[start of Data to use]

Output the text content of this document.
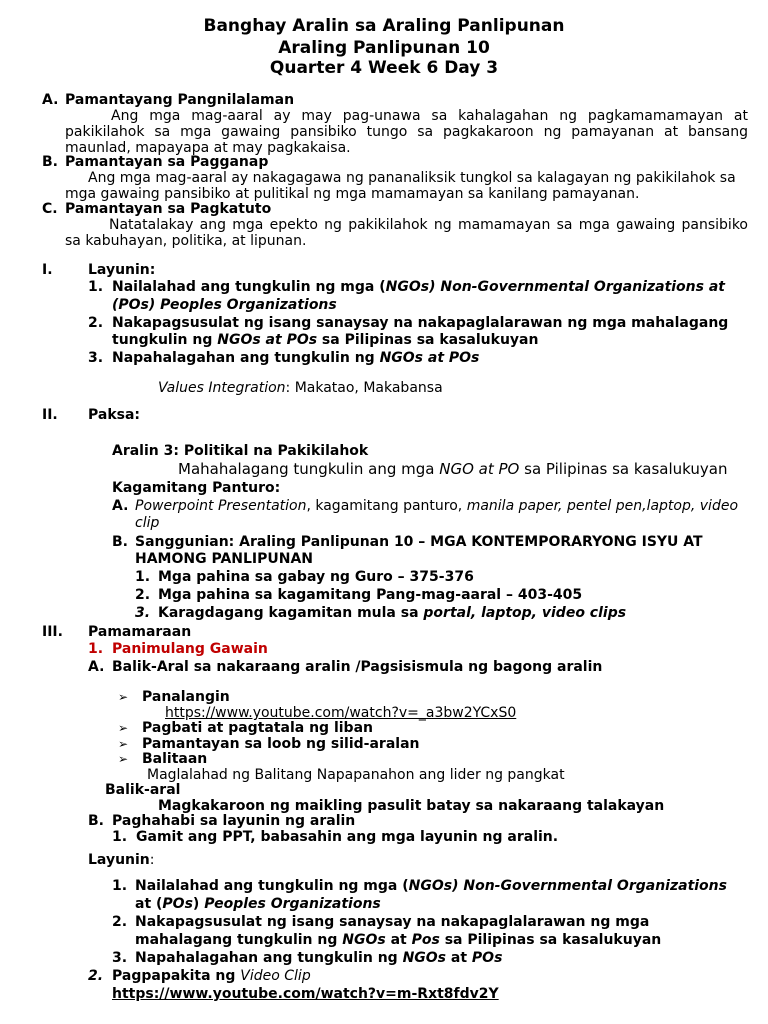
Banghay Aralin sa Araling Panlipunan
Araling Panlipunan 10
Quarter 4 Week 6 Day 3
A. Pamantayang Pangnilalaman
Ang mga mag-aaral ay may pag-unawa sa kahalagahan ng pagkamamamayan at pakikilahok sa mga gawaing pansibiko tungo sa pagkakaroon ng pamayanan at bansang maunlad, mapayapa at may pagkakaisa.
B. Pamantayan sa Pagganap
Ang mga mag-aaral ay nakagagawa ng pananaliksik tungkol sa kalagayan ng pakikilahok sa
mga gawaing pansibiko at pulitikal ng mga mamamayan sa kanilang pamayanan.
C. Pamantayan sa Pagkatuto
Natatalakay ang mga epekto ng pakikilahok ng mamamayan sa mga gawaing pansibiko sa kabuhayan, politika, at lipunan.
I.	Layunin:
1. Nailalahad ang tungkulin ng mga (NGOs) Non-Governmental Organizations at
(POs) Peoples Organizations
2. Nakapagsusulat ng isang sanaysay na nakapaglalarawan ng mga mahalagang
tungkulin ng NGOs at POs sa Pilipinas sa kasalukuyan
3. Napahalagahan ang tungkulin ng NGOs at POs
Values Integration: Makatao, Makabansa
II. Paksa:
Aralin 3: Politikal na Pakikilahok
Mahahalagang tungkulin ang mga NGO at PO sa Pilipinas sa kasalukuyan
Kagamitang Panturo:
A. Powerpoint Presentation, kagamitang panturo, manila paper, pentel pen,laptop, video
clip
B. Sanggunian: Araling Panlipunan 10 – MGA KONTEMPORARYONG ISYU AT
HAMONG PANLIPUNAN
1. Mga pahina sa gabay ng Guro – 375-376
2. Mga pahina sa kagamitang Pang-mag-aaral – 403-405
3. Karagdagang kagamitan mula sa portal, laptop, video clips
III. Pamamaraan
1. Panimulang Gawain
A. Balik-Aral sa nakaraang aralin /Pagsisismula ng bagong aralin
➢ Panalangin
https://www.youtube.com/watch?v=_a3bw2YCxS0
➢ Pagbati at pagtatala ng liban
➢ Pamantayan sa loob ng silid-aralan
➢ Balitaan
Maglalahad ng Balitang Napapanahon ang lider ng pangkat
Balik-aral
Magkakaroon ng maikling pasulit batay sa nakaraang talakayan
B. Paghahabi sa layunin ng aralin
1. Gamit ang PPT, babasahin ang mga layunin ng aralin.
Layunin:
1. Nailalahad ang tungkulin ng mga (NGOs) Non-Governmental Organizations
at (POs) Peoples Organizations
2. Nakapagsusulat ng isang sanaysay na nakapaglalarawan ng mga
mahalagang tungkulin ng NGOs at Pos sa Pilipinas sa kasalukuyan
3. Napahalagahan ang tungkulin ng NGOs at POs
2. Pagpapakita ng Video Clip
https://www.youtube.com/watch?v=m-Rxt8fdv2Y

[end of Data to use]

Objective: Each line that has the word "Nakapagsusulat" should be copied.

Written response:
2. Nakapagsusulat ng isang sanaysay na nakapaglalarawan ng mga mahalagang
2. Nakapagsusulat ng isang sanaysay na nakapaglalarawan ng mga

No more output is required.